[BEGIN DATA TO PROCESS]

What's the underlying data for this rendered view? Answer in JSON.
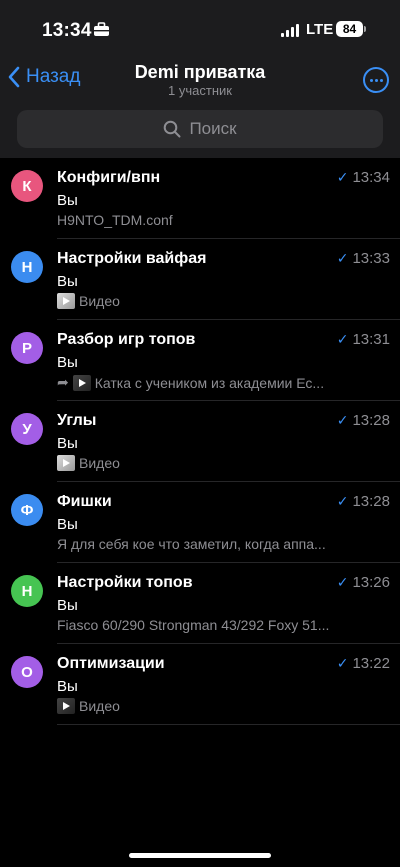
{
  "status": {
    "time": "13:34",
    "network": "LTE",
    "battery": "84"
  },
  "nav": {
    "back_label": "Назад",
    "title": "Demi приватка",
    "subtitle": "1 участник"
  },
  "search": {
    "placeholder": "Поиск"
  },
  "chats": [
    {
      "initial": "К",
      "title": "Конфиги/впн",
      "time": "13:34",
      "sender": "Вы",
      "preview": "H9NTO_TDM.conf",
      "color": "#e8567e",
      "media": "none"
    },
    {
      "initial": "Н",
      "title": "Настройки вайфая",
      "time": "13:33",
      "sender": "Вы",
      "preview": "Видео",
      "color": "#3b8cf0",
      "media": "video"
    },
    {
      "initial": "Р",
      "title": "Разбор игр топов",
      "time": "13:31",
      "sender": "Вы",
      "preview": "Катка с учеником из академии Ес...",
      "color": "#a35ee6",
      "media": "forward"
    },
    {
      "initial": "У",
      "title": "Углы",
      "time": "13:28",
      "sender": "Вы",
      "preview": "Видео",
      "color": "#a35ee6",
      "media": "video"
    },
    {
      "initial": "Ф",
      "title": "Фишки",
      "time": "13:28",
      "sender": "Вы",
      "preview": "Я для себя кое что заметил, когда аппа...",
      "color": "#3b8cf0",
      "media": "none"
    },
    {
      "initial": "Н",
      "title": "Настройки топов",
      "time": "13:26",
      "sender": "Вы",
      "preview": "Fiasco 60/290 Strongman 43/292 Foxy 51...",
      "color": "#46c452",
      "media": "none"
    },
    {
      "initial": "О",
      "title": "Оптимизации",
      "time": "13:22",
      "sender": "Вы",
      "preview": "Видео",
      "color": "#a35ee6",
      "media": "video-dark"
    }
  ],
  "colors": {
    "accent": "#3a8ff5",
    "background": "#000000",
    "header": "#1c1c1e"
  }
}
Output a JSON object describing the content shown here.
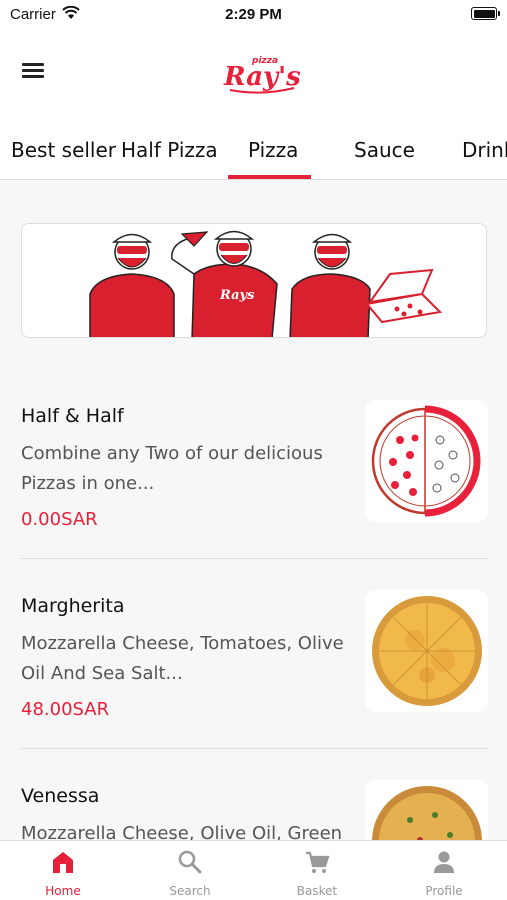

[END DATA TO PROCESS]

**TASK GOAL:** Collect each line above holding the string "time".

**RESULT FOR THIS TASK:**
    "time": "13:34",
      "time": "13:34",
      "time": "13:33",
      "time": "13:31",
      "time": "13:28",
      "time": "13:28",
      "time": "13:26",
      "time": "13:22",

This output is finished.